|Publication number||US4080034 A|
|Application number||US 05/778,410|
|Publication date||Mar 21, 1978|
|Filing date||Mar 17, 1977|
|Priority date||Jun 10, 1976|
|Publication number||05778410, 778410, US 4080034 A, US 4080034A, US-A-4080034, US4080034 A, US4080034A|
|Inventors||Walter Myers Werner|
|Original Assignee||Amp Incorporated|
|Export Citation||BiBTeX, EndNote, RefMan|
|Patent Citations (5), Referenced by (23), Classifications (4)|
|External Links: USPTO, USPTO Assignment, Espacenet|
This is a continuation-in-part of U.s. application Ser. No. 694,495, filed June 10, 1976 and now abandoned.
1. Field of the Invention
This invention is in the field of electrically connecting a tap line cable to a through cable such as connecting a home to the main power distribution line.
2. Prior Art
An early connector is disclosed in U.S. Pat. No. 1,642,492. The connector has two similar complementary members having hooked upper ends adapted to hook over the main horizontal conductor and depending body portions arranged to firmly grip and support the branch or tap line.
A later U.S. Pat. No. 2,033,199 disclosed an insulated connector to connect a tap line to a main conductor. This connector consists of three insulating blocks, two end blocks and one intermediate block. The intermediate block has a contact member embedded in it so that the grooved ends thereof are exposed on either side of the block. Exposed sections of the cables are biased in their respective grooved ends of the contact member by the end blocks. Bolts secure the three blocks together. The insulation must be removed beforehand.

### Dataset content:

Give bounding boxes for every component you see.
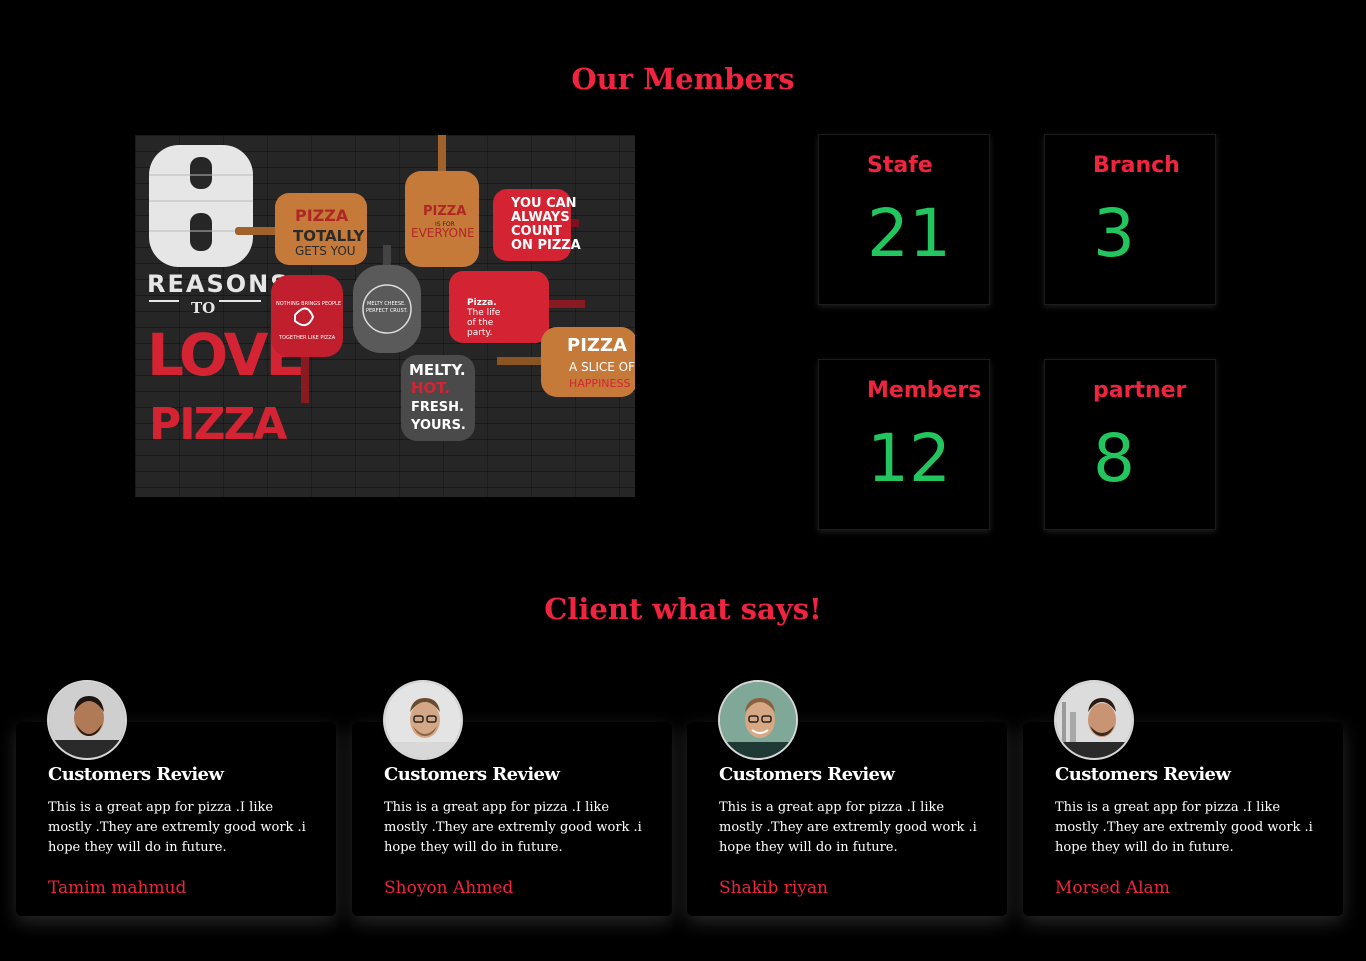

### List of tasks:
- a) List the external links named in the patent text.
- b) From the patent text, extract everything from "A later U.S." down to "be removed beforehand." and reproduce it word for word.

### Responses by task:
- a) USPTO, USPTO Assignment, Espacenet

- b)
A later U.S. Pat. No. 2,033,199 disclosed an insulated connector to connect a tap line to a main conductor. This connector consists of three insulating blocks, two end blocks and one intermediate block. The intermediate block has a contact member embedded in it so that the grooved ends thereof are exposed on either side of the block. Exposed sections of the cables are biased in their respective grooved ends of the contact member by the end blocks. Bolts secure the three blocks together. The insulation must be removed beforehand.